Goal -
Repeat each entry as written and leave the images out of the copy.
* begin *
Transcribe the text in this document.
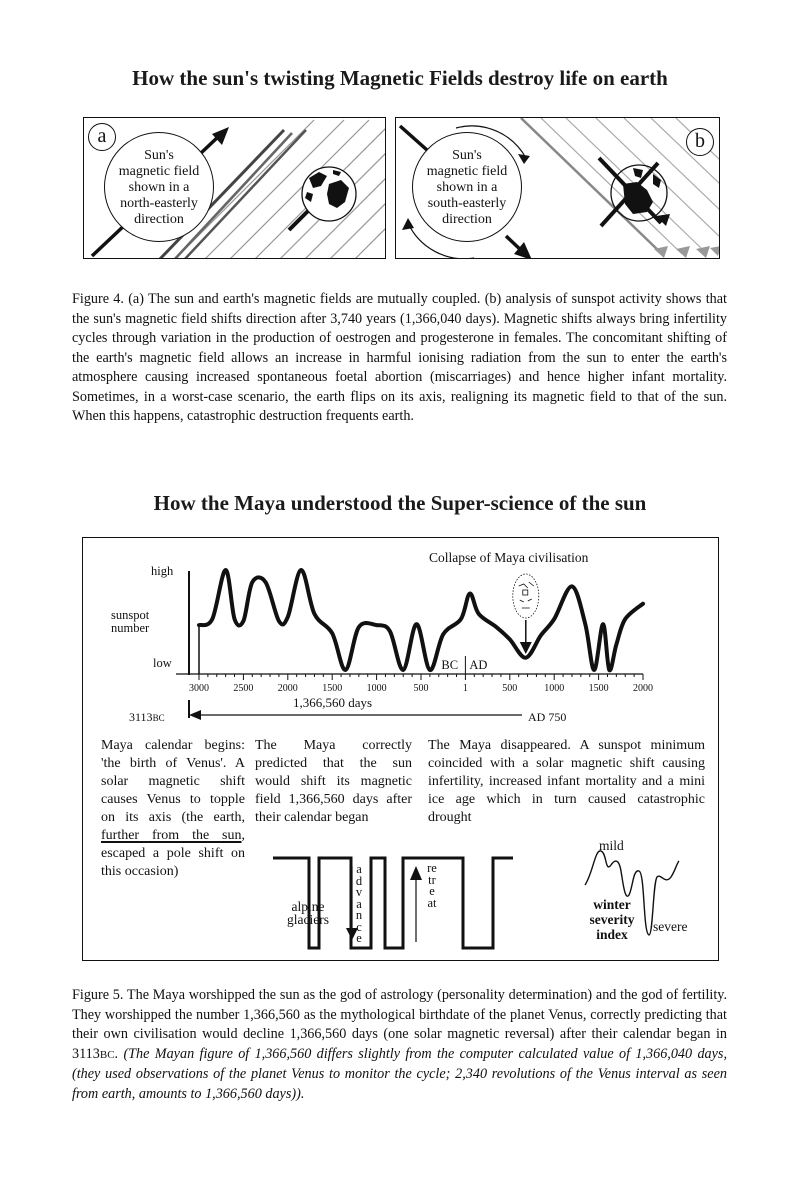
How the sun's twisting Magnetic Fields destroy life on earth
a
Sun's
magnetic field
shown in a
north-easterly
direction
b
Sun's
magnetic field
shown in a
south-easterly
direction
Figure 4. (a) The sun and earth's magnetic fields are mutually coupled. (b) analysis of sunspot activity shows that the sun's magnetic field shifts direction after 3,740 years (1,366,040 days). Magnetic shifts always bring infertility cycles through variation in the production of oestrogen and progesterone in females. The concomitant shifting of the earth's magnetic field allows an increase in harmful ionising radiation from the sun to enter the earth's atmosphere causing increased spontaneous foetal abortion (miscarriages) and hence higher infant mortality. Sometimes, in a worst-case scenario, the earth flips on its axis, realigning its magnetic field to that of the sun. When this happens, catastrophic destruction frequents earth.
How the Maya understood the Super-science of the sun
high
sunspot
number
low	BC AD
Collapse of Maya civilisation
3000 2500 2000 1500 1000	500	1	500	1000 1500 2000
1,366,560 days
3113BC	AD 750
Maya calendar begins: 'the birth of Venus'. A solar magnetic shift causes Venus to topple on its axis (the earth, further from the sun, escaped a pole shift on this occasion)
The Maya correctly predicted that the sun would shift its magnetic field 1,366,560 days after their calendar began
The Maya disappeared. A sunspot minimum coincided with a solar magnetic shift causing infertility, increased infant mortality and a mini ice age which in turn caused catastrophic drought
alpine
glaciers
advance
retreat
mild
severe
winter
severity
index
Figure 5. The Maya worshipped the sun as the god of astrology (personality determination) and the god of fertility. They worshipped the number 1,366,560 as the mythological birthdate of the planet Venus, correctly predicting that their own civilisation would decline 1,366,560 days (one solar magnetic reversal) after their calendar began in 3113BC. (The Mayan figure of 1,366,560 differs slightly from the computer calculated value of 1,366,040 days, (they used observations of the planet Venus to monitor the cycle; 2,340 revolutions of the Venus interval as seen from earth, amounts to 1,366,560 days)).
* end *
Output below -
Transcribe the text in this document.
How the sun's twisting Magnetic Fields destroy life on earth
a
Sun's
magnetic field
shown in a
north-easterly
direction
b
Sun's
magnetic field
shown in a
south-easterly
direction
Figure 4. (a) The sun and earth's magnetic fields are mutually coupled. (b) analysis of sunspot activity shows that the sun's magnetic field shifts direction after 3,740 years (1,366,040 days). Magnetic shifts always bring infertility cycles through variation in the production of oestrogen and progesterone in females. The concomitant shifting of the earth's magnetic field allows an increase in harmful ionising radiation from the sun to enter the earth's atmosphere causing increased spontaneous foetal abortion (miscarriages) and hence higher infant mortality. Sometimes, in a worst-case scenario, the earth flips on its axis, realigning its magnetic field to that of the sun. When this happens, catastrophic destruction frequents earth.
How the Maya understood the Super-science of the sun
high
sunspot
number
low	BC AD
Collapse of Maya civilisation
3000 2500 2000 1500 1000	500	1	500	1000 1500 2000
1,366,560 days
3113BC	AD 750
Maya calendar begins: 'the birth of Venus'. A solar magnetic shift causes Venus to topple on its axis (the earth, further from the sun, escaped a pole shift on this occasion)
The Maya correctly predicted that the sun would shift its magnetic field 1,366,560 days after their calendar began
The Maya disappeared. A sunspot minimum coincided with a solar magnetic shift causing infertility, increased infant mortality and a mini ice age which in turn caused catastrophic drought
alpine
glaciers
advance
retreat
mild
severe
winter
severity
index
Figure 5. The Maya worshipped the sun as the god of astrology (personality determination) and the god of fertility. They worshipped the number 1,366,560 as the mythological birthdate of the planet Venus, correctly predicting that their own civilisation would decline 1,366,560 days (one solar magnetic reversal) after their calendar began in 3113BC. (The Mayan figure of 1,366,560 differs slightly from the computer calculated value of 1,366,040 days, (they used observations of the planet Venus to monitor the cycle; 2,340 revolutions of the Venus interval as seen from earth, amounts to 1,366,560 days)).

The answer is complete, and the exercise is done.